• **Objective**: Please reproduce every line of the listing below word for word, with nothing changed.

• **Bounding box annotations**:
§
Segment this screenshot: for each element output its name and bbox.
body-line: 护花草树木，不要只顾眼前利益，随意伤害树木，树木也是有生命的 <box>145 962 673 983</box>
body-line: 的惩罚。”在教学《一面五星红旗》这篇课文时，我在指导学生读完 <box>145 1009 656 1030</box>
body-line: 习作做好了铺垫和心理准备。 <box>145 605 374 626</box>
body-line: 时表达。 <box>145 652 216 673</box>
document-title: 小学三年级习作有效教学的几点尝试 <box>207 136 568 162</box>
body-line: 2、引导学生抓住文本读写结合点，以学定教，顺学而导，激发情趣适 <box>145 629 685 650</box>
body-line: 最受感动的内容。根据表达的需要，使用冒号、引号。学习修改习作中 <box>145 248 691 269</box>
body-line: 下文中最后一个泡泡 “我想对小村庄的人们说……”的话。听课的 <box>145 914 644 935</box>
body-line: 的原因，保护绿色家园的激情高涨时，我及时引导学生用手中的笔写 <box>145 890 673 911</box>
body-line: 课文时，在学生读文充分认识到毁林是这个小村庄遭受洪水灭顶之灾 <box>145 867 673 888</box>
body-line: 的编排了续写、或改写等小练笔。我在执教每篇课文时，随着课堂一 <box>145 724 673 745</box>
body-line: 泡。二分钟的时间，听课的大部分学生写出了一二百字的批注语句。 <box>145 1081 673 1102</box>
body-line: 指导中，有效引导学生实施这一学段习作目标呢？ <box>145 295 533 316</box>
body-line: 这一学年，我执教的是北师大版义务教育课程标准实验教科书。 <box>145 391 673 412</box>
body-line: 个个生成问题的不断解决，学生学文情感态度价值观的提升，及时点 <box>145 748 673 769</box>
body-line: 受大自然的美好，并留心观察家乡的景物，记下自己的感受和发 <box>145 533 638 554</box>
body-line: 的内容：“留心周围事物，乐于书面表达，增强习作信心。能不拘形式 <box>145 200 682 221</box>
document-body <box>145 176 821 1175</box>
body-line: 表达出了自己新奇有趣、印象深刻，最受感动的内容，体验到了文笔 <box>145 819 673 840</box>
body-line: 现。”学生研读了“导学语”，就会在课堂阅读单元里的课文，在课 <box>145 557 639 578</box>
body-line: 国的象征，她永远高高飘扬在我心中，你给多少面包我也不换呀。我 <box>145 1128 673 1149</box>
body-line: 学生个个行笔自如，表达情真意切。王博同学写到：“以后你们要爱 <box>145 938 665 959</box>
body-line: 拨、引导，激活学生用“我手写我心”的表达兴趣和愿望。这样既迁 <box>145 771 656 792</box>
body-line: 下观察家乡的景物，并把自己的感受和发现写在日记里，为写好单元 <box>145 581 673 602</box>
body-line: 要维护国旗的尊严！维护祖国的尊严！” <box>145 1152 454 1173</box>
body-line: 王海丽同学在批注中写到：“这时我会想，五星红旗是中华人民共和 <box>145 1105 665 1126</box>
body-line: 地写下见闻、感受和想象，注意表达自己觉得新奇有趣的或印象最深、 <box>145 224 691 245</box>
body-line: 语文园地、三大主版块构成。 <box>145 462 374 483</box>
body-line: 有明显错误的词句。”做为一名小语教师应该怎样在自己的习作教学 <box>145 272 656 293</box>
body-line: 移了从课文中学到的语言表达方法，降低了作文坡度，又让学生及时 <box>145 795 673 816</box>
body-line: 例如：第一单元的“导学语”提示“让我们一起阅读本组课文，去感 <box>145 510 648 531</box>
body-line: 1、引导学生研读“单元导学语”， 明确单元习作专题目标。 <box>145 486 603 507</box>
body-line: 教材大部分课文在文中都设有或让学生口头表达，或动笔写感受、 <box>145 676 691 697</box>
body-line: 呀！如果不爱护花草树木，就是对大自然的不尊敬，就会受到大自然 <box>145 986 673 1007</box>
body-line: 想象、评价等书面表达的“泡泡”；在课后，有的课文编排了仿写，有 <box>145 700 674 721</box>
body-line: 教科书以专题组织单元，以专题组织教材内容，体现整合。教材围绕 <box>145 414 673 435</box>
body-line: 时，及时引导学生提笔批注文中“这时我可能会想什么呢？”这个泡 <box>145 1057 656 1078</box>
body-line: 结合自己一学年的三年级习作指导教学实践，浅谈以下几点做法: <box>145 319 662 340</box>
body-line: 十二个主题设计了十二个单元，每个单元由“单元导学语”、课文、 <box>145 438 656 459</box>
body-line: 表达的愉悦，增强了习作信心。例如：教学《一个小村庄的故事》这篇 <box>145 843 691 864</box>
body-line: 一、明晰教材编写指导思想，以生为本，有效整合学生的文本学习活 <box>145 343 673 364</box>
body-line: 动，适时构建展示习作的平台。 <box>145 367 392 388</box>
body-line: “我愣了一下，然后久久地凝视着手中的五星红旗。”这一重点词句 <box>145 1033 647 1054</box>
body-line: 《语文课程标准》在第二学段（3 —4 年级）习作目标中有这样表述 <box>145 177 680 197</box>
§
• **Task response**:
Segment this screenshot: for each element output its name and bbox.
body-line: 护花草树木，不要只顾眼前利益，随意伤害树木，树木也是有生命的 <box>145 962 673 983</box>
body-line: 的惩罚。”在教学《一面五星红旗》这篇课文时，我在指导学生读完 <box>145 1009 656 1030</box>
body-line: 习作做好了铺垫和心理准备。 <box>145 605 374 626</box>
body-line: 时表达。 <box>145 652 216 673</box>
document-title: 小学三年级习作有效教学的几点尝试 <box>207 136 568 162</box>
body-line: 2、引导学生抓住文本读写结合点，以学定教，顺学而导，激发情趣适 <box>145 629 685 650</box>
body-line: 最受感动的内容。根据表达的需要，使用冒号、引号。学习修改习作中 <box>145 248 691 269</box>
body-line: 下文中最后一个泡泡 “我想对小村庄的人们说……”的话。听课的 <box>145 914 644 935</box>
body-line: 的原因，保护绿色家园的激情高涨时，我及时引导学生用手中的笔写 <box>145 890 673 911</box>
body-line: 课文时，在学生读文充分认识到毁林是这个小村庄遭受洪水灭顶之灾 <box>145 867 673 888</box>
body-line: 的编排了续写、或改写等小练笔。我在执教每篇课文时，随着课堂一 <box>145 724 673 745</box>
body-line: 泡。二分钟的时间，听课的大部分学生写出了一二百字的批注语句。 <box>145 1081 673 1102</box>
body-line: 指导中，有效引导学生实施这一学段习作目标呢？ <box>145 295 533 316</box>
body-line: 这一学年，我执教的是北师大版义务教育课程标准实验教科书。 <box>145 391 673 412</box>
body-line: 个个生成问题的不断解决，学生学文情感态度价值观的提升，及时点 <box>145 748 673 769</box>
body-line: 受大自然的美好，并留心观察家乡的景物，记下自己的感受和发 <box>145 533 638 554</box>
body-line: 的内容：“留心周围事物，乐于书面表达，增强习作信心。能不拘形式 <box>145 200 682 221</box>
document-body <box>145 176 821 1175</box>
body-line: 表达出了自己新奇有趣、印象深刻，最受感动的内容，体验到了文笔 <box>145 819 673 840</box>
body-line: 现。”学生研读了“导学语”，就会在课堂阅读单元里的课文，在课 <box>145 557 639 578</box>
body-line: 国的象征，她永远高高飘扬在我心中，你给多少面包我也不换呀。我 <box>145 1128 673 1149</box>
body-line: 学生个个行笔自如，表达情真意切。王博同学写到：“以后你们要爱 <box>145 938 665 959</box>
body-line: 拨、引导，激活学生用“我手写我心”的表达兴趣和愿望。这样既迁 <box>145 771 656 792</box>
body-line: 下观察家乡的景物，并把自己的感受和发现写在日记里，为写好单元 <box>145 581 673 602</box>
body-line: 要维护国旗的尊严！维护祖国的尊严！” <box>145 1152 454 1173</box>
body-line: 王海丽同学在批注中写到：“这时我会想，五星红旗是中华人民共和 <box>145 1105 665 1126</box>
body-line: 地写下见闻、感受和想象，注意表达自己觉得新奇有趣的或印象最深、 <box>145 224 691 245</box>
body-line: 语文园地、三大主版块构成。 <box>145 462 374 483</box>
body-line: 有明显错误的词句。”做为一名小语教师应该怎样在自己的习作教学 <box>145 272 656 293</box>
body-line: 移了从课文中学到的语言表达方法，降低了作文坡度，又让学生及时 <box>145 795 673 816</box>
body-line: 例如：第一单元的“导学语”提示“让我们一起阅读本组课文，去感 <box>145 510 648 531</box>
body-line: 1、引导学生研读“单元导学语”， 明确单元习作专题目标。 <box>145 486 603 507</box>
body-line: 教材大部分课文在文中都设有或让学生口头表达，或动笔写感受、 <box>145 676 691 697</box>
body-line: 呀！如果不爱护花草树木，就是对大自然的不尊敬，就会受到大自然 <box>145 986 673 1007</box>
body-line: 想象、评价等书面表达的“泡泡”；在课后，有的课文编排了仿写，有 <box>145 700 674 721</box>
body-line: 教科书以专题组织单元，以专题组织教材内容，体现整合。教材围绕 <box>145 414 673 435</box>
body-line: 时，及时引导学生提笔批注文中“这时我可能会想什么呢？”这个泡 <box>145 1057 656 1078</box>
body-line: 结合自己一学年的三年级习作指导教学实践，浅谈以下几点做法: <box>145 319 662 340</box>
body-line: 十二个主题设计了十二个单元，每个单元由“单元导学语”、课文、 <box>145 438 656 459</box>
body-line: 表达的愉悦，增强了习作信心。例如：教学《一个小村庄的故事》这篇 <box>145 843 691 864</box>
body-line: 一、明晰教材编写指导思想，以生为本，有效整合学生的文本学习活 <box>145 343 673 364</box>
body-line: 动，适时构建展示习作的平台。 <box>145 367 392 388</box>
body-line: “我愣了一下，然后久久地凝视着手中的五星红旗。”这一重点词句 <box>145 1033 647 1054</box>
body-line: 《语文课程标准》在第二学段（3 —4 年级）习作目标中有这样表述 <box>145 177 680 197</box>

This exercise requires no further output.